**The problem**
Copy nothing but the text: repeat each entry exactly and drop the images.

**Exercise material**

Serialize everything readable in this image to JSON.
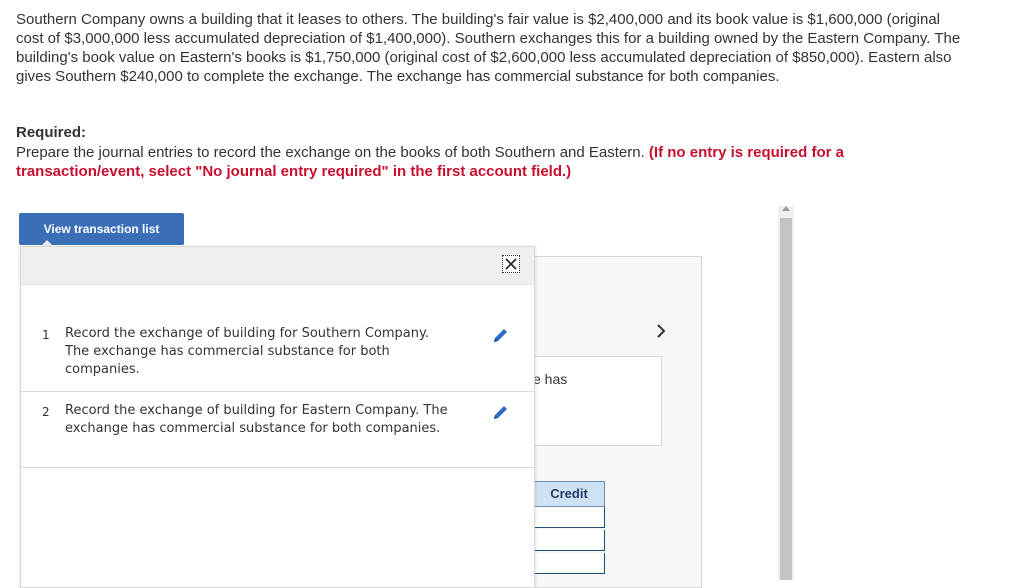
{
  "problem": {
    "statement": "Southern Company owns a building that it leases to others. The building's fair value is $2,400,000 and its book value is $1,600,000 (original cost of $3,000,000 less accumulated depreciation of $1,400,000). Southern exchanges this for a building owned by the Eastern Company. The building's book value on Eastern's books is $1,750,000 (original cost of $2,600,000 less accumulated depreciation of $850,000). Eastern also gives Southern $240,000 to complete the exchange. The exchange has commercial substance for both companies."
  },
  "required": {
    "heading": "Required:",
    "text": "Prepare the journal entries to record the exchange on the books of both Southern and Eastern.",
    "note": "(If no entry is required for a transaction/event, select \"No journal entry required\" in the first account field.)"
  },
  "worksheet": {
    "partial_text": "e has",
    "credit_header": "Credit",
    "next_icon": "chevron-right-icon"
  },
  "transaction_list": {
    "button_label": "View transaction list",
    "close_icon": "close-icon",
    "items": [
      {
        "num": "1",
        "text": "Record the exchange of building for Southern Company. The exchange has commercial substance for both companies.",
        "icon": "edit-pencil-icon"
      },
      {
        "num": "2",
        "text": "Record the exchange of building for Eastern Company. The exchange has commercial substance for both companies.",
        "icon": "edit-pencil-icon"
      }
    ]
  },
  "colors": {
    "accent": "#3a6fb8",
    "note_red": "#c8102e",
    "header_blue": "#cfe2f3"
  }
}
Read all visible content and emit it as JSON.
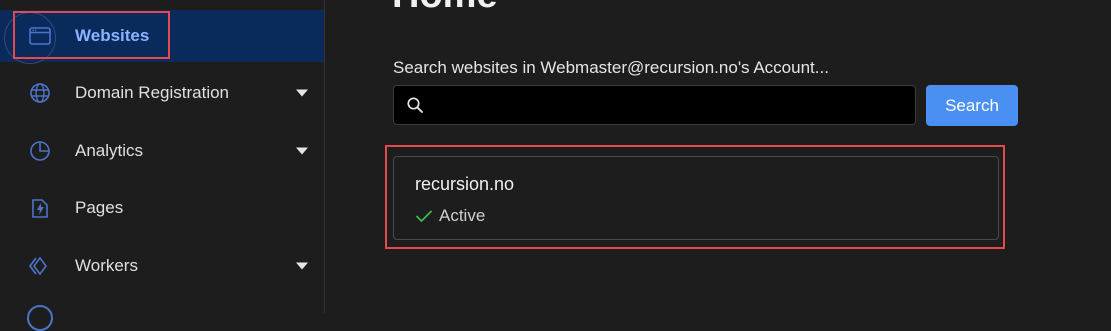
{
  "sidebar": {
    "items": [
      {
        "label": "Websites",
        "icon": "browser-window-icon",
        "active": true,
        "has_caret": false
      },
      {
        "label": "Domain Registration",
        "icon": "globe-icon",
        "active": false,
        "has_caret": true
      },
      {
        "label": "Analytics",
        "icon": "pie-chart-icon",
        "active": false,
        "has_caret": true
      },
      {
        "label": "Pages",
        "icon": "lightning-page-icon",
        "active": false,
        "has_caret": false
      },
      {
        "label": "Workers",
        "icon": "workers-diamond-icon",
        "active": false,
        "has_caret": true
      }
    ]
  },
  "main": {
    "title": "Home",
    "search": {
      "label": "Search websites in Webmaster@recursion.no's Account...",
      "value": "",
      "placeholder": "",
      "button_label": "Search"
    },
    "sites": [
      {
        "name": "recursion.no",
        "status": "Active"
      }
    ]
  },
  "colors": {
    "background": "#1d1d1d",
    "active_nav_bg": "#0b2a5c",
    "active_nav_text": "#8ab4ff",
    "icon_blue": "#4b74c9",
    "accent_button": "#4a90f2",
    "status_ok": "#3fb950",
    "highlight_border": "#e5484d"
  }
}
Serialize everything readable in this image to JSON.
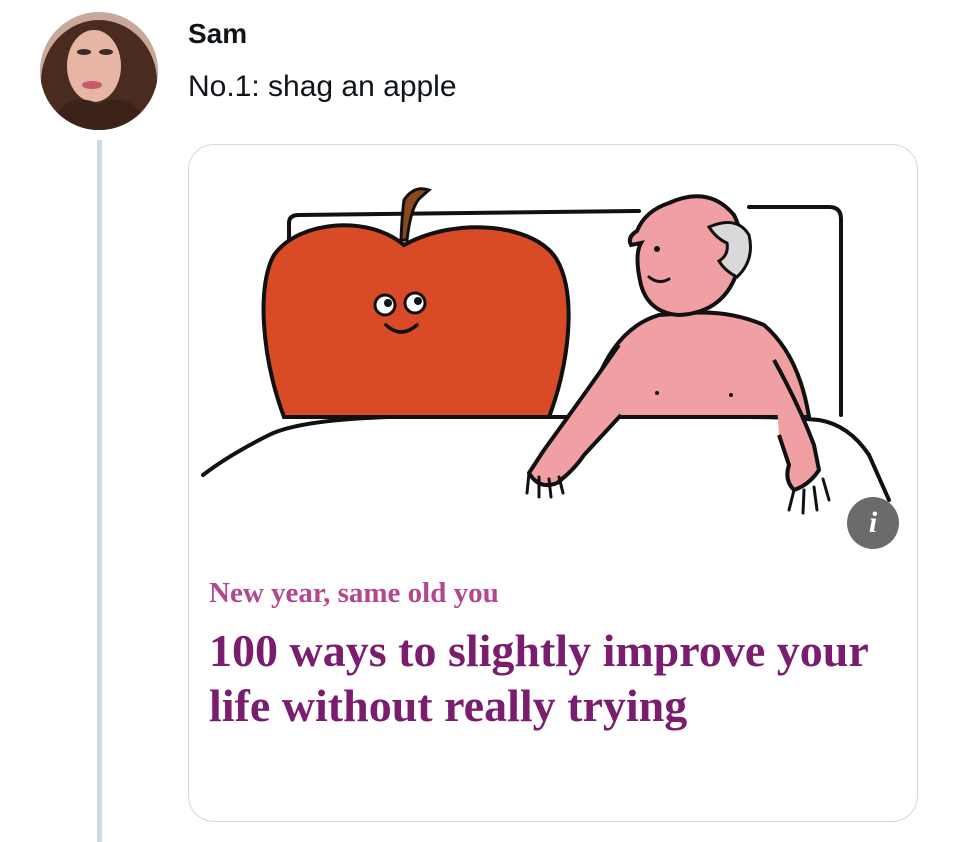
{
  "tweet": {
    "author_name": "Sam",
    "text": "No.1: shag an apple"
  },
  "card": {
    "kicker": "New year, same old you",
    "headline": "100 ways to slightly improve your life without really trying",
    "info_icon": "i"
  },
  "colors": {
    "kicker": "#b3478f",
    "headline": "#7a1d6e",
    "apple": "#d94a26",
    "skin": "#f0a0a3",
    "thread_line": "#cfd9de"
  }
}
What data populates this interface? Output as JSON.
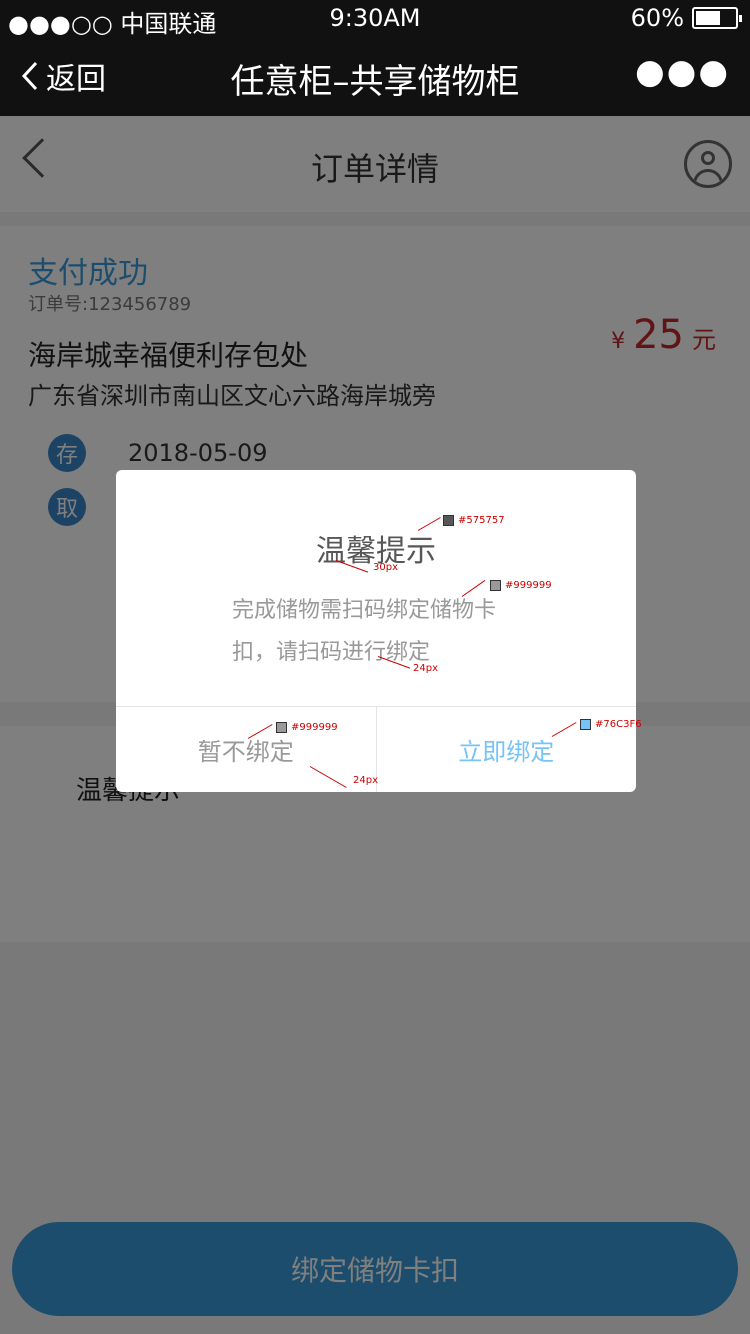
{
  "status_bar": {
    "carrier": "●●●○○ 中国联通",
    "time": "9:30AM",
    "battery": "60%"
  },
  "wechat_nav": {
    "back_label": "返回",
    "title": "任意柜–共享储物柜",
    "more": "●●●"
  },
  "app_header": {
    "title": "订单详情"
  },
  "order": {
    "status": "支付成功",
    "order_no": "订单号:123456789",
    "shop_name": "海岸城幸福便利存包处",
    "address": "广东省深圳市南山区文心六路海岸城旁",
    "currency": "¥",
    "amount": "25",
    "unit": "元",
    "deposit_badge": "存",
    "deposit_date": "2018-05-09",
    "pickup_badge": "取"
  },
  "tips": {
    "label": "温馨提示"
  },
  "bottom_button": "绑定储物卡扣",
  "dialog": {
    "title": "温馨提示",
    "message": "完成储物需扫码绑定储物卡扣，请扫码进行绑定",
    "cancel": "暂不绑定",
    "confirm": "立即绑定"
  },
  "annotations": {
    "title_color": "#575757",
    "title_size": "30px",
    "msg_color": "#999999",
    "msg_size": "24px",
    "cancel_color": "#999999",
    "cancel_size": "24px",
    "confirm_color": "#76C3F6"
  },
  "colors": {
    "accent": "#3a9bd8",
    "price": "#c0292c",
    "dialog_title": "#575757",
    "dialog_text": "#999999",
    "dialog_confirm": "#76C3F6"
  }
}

**Response**
Serialize everything readable in this image to JSON.
{
  "problem": {
    "statement": "Southern Company owns a building that it leases to others. The building's fair value is $2,400,000 and its book value is $1,600,000 (original cost of $3,000,000 less accumulated depreciation of $1,400,000). Southern exchanges this for a building owned by the Eastern Company. The building's book value on Eastern's books is $1,750,000 (original cost of $2,600,000 less accumulated depreciation of $850,000). Eastern also gives Southern $240,000 to complete the exchange. The exchange has commercial substance for both companies."
  },
  "required": {
    "heading": "Required:",
    "text": "Prepare the journal entries to record the exchange on the books of both Southern and Eastern.",
    "note": "(If no entry is required for a transaction/event, select \"No journal entry required\" in the first account field.)"
  },
  "worksheet": {
    "partial_text": "e has",
    "credit_header": "Credit",
    "next_icon": "chevron-right-icon"
  },
  "transaction_list": {
    "button_label": "View transaction list",
    "close_icon": "close-icon",
    "items": [
      {
        "num": "1",
        "text": "Record the exchange of building for Southern Company. The exchange has commercial substance for both companies.",
        "icon": "edit-pencil-icon"
      },
      {
        "num": "2",
        "text": "Record the exchange of building for Eastern Company. The exchange has commercial substance for both companies.",
        "icon": "edit-pencil-icon"
      }
    ]
  },
  "colors": {
    "accent": "#3a6fb8",
    "note_red": "#c8102e",
    "header_blue": "#cfe2f3"
  }
}
Read all visible content and emit it as JSON.
{
  "sidebar": {
    "items": [
      {
        "label": "Websites",
        "icon": "browser-window-icon",
        "active": true,
        "has_caret": false
      },
      {
        "label": "Domain Registration",
        "icon": "globe-icon",
        "active": false,
        "has_caret": true
      },
      {
        "label": "Analytics",
        "icon": "pie-chart-icon",
        "active": false,
        "has_caret": true
      },
      {
        "label": "Pages",
        "icon": "lightning-page-icon",
        "active": false,
        "has_caret": false
      },
      {
        "label": "Workers",
        "icon": "workers-diamond-icon",
        "active": false,
        "has_caret": true
      }
    ]
  },
  "main": {
    "title": "Home",
    "search": {
      "label": "Search websites in Webmaster@recursion.no's Account...",
      "value": "",
      "placeholder": "",
      "button_label": "Search"
    },
    "sites": [
      {
        "name": "recursion.no",
        "status": "Active"
      }
    ]
  },
  "colors": {
    "background": "#1d1d1d",
    "active_nav_bg": "#0b2a5c",
    "active_nav_text": "#8ab4ff",
    "icon_blue": "#4b74c9",
    "accent_button": "#4a90f2",
    "status_ok": "#3fb950",
    "highlight_border": "#e5484d"
  }
}
Serialize everything readable in this image to JSON.
{
  "tweet": {
    "author_name": "Sam",
    "text": "No.1: shag an apple"
  },
  "card": {
    "kicker": "New year, same old you",
    "headline": "100 ways to slightly improve your life without really trying",
    "info_icon": "i"
  },
  "colors": {
    "kicker": "#b3478f",
    "headline": "#7a1d6e",
    "apple": "#d94a26",
    "skin": "#f0a0a3",
    "thread_line": "#cfd9de"
  }
}
What data populates this interface? Output as JSON.
{
  "status_bar": {
    "carrier": "●●●○○ 中国联通",
    "time": "9:30AM",
    "battery": "60%"
  },
  "wechat_nav": {
    "back_label": "返回",
    "title": "任意柜–共享储物柜",
    "more": "●●●"
  },
  "app_header": {
    "title": "订单详情"
  },
  "order": {
    "status": "支付成功",
    "order_no": "订单号:123456789",
    "shop_name": "海岸城幸福便利存包处",
    "address": "广东省深圳市南山区文心六路海岸城旁",
    "currency": "¥",
    "amount": "25",
    "unit": "元",
    "deposit_badge": "存",
    "deposit_date": "2018-05-09",
    "pickup_badge": "取"
  },
  "tips": {
    "label": "温馨提示"
  },
  "bottom_button": "绑定储物卡扣",
  "dialog": {
    "title": "温馨提示",
    "message": "完成储物需扫码绑定储物卡扣，请扫码进行绑定",
    "cancel": "暂不绑定",
    "confirm": "立即绑定"
  },
  "annotations": {
    "title_color": "#575757",
    "title_size": "30px",
    "msg_color": "#999999",
    "msg_size": "24px",
    "cancel_color": "#999999",
    "cancel_size": "24px",
    "confirm_color": "#76C3F6"
  },
  "colors": {
    "accent": "#3a9bd8",
    "price": "#c0292c",
    "dialog_title": "#575757",
    "dialog_text": "#999999",
    "dialog_confirm": "#76C3F6"
  }
}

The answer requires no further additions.